*** Opening of DATA ***

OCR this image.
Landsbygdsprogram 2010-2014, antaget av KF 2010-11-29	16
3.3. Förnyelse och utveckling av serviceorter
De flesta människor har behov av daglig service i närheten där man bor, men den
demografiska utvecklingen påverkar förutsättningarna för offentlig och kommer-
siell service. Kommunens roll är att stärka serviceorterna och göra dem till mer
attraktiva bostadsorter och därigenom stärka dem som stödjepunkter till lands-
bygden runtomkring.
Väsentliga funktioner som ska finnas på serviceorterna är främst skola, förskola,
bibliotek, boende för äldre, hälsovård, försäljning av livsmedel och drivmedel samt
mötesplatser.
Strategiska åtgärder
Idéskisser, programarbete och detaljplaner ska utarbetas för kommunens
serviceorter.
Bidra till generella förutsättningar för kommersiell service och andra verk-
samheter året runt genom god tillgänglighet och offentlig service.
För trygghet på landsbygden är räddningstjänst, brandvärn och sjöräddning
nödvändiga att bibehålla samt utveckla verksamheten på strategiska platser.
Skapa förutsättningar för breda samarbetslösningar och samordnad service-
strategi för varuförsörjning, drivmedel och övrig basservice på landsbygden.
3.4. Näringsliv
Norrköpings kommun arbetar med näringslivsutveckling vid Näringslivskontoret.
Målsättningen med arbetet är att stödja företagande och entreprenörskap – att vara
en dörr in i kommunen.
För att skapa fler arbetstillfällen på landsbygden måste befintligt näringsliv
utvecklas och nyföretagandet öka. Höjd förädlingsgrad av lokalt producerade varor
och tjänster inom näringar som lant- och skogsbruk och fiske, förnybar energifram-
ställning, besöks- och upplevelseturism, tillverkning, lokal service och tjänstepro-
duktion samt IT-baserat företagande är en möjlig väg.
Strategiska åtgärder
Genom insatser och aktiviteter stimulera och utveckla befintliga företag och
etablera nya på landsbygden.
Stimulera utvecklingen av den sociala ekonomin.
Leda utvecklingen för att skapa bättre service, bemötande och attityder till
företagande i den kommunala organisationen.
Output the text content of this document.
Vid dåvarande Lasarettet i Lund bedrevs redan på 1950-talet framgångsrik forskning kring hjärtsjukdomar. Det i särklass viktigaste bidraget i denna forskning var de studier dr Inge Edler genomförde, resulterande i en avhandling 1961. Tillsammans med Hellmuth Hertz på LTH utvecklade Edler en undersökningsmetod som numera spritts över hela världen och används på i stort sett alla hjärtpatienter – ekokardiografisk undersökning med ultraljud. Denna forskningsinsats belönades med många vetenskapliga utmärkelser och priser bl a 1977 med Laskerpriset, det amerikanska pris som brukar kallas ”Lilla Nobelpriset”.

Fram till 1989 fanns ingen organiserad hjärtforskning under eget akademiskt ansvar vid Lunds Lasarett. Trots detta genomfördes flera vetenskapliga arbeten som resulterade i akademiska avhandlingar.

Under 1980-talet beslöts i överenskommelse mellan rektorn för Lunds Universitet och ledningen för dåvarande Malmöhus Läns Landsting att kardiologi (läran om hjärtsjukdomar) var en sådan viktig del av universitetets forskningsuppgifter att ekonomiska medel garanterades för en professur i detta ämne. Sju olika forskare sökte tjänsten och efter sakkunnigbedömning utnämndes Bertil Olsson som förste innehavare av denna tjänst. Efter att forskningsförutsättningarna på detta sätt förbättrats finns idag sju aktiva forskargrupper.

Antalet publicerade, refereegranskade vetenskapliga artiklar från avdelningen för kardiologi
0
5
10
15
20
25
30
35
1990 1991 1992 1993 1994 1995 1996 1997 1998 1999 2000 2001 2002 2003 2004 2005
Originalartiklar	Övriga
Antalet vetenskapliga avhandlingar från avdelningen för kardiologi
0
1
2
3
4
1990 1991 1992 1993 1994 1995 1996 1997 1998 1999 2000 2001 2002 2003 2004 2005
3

*** Close of DATA ***

TASK ITEM -> Find every line in the records that contains the word "serviceorterna"; copy those lines.

COMPLETED EXERCISE ->
siell service. Kommunens roll är att stärka serviceorterna och göra dem till mer
Väsentliga funktioner som ska finnas på serviceorterna är främst skola, förskola,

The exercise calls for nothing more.